**Entries supplied:**
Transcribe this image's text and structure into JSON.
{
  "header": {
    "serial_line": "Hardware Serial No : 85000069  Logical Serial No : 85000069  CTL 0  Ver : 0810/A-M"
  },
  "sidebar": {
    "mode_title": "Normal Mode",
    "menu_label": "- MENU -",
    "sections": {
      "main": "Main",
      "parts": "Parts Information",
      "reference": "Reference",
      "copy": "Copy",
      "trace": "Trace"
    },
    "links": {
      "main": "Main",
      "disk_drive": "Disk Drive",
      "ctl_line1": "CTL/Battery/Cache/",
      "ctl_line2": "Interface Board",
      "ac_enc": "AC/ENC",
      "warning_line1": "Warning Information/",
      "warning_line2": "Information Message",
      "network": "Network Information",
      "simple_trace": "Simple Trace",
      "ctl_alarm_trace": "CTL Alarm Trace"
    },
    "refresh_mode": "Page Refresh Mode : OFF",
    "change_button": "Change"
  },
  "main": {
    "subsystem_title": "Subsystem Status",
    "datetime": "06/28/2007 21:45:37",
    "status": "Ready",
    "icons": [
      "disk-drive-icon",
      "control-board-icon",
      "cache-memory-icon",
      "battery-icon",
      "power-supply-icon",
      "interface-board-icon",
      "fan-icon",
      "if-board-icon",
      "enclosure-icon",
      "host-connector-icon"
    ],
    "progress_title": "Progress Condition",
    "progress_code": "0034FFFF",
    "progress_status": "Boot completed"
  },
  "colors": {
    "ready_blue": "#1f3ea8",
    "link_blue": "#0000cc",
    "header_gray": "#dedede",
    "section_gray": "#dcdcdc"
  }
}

**Goal of the exercise:** Your task is to output all of the data above word for word.

**Exercise response:**
Transcribe this image's text and structure into JSON.
{
  "header": {
    "serial_line": "Hardware Serial No : 85000069  Logical Serial No : 85000069  CTL 0  Ver : 0810/A-M"
  },
  "sidebar": {
    "mode_title": "Normal Mode",
    "menu_label": "- MENU -",
    "sections": {
      "main": "Main",
      "parts": "Parts Information",
      "reference": "Reference",
      "copy": "Copy",
      "trace": "Trace"
    },
    "links": {
      "main": "Main",
      "disk_drive": "Disk Drive",
      "ctl_line1": "CTL/Battery/Cache/",
      "ctl_line2": "Interface Board",
      "ac_enc": "AC/ENC",
      "warning_line1": "Warning Information/",
      "warning_line2": "Information Message",
      "network": "Network Information",
      "simple_trace": "Simple Trace",
      "ctl_alarm_trace": "CTL Alarm Trace"
    },
    "refresh_mode": "Page Refresh Mode : OFF",
    "change_button": "Change"
  },
  "main": {
    "subsystem_title": "Subsystem Status",
    "datetime": "06/28/2007 21:45:37",
    "status": "Ready",
    "icons": [
      "disk-drive-icon",
      "control-board-icon",
      "cache-memory-icon",
      "battery-icon",
      "power-supply-icon",
      "interface-board-icon",
      "fan-icon",
      "if-board-icon",
      "enclosure-icon",
      "host-connector-icon"
    ],
    "progress_title": "Progress Condition",
    "progress_code": "0034FFFF",
    "progress_status": "Boot completed"
  },
  "colors": {
    "ready_blue": "#1f3ea8",
    "link_blue": "#0000cc",
    "header_gray": "#dedede",
    "section_gray": "#dcdcdc"
  }
}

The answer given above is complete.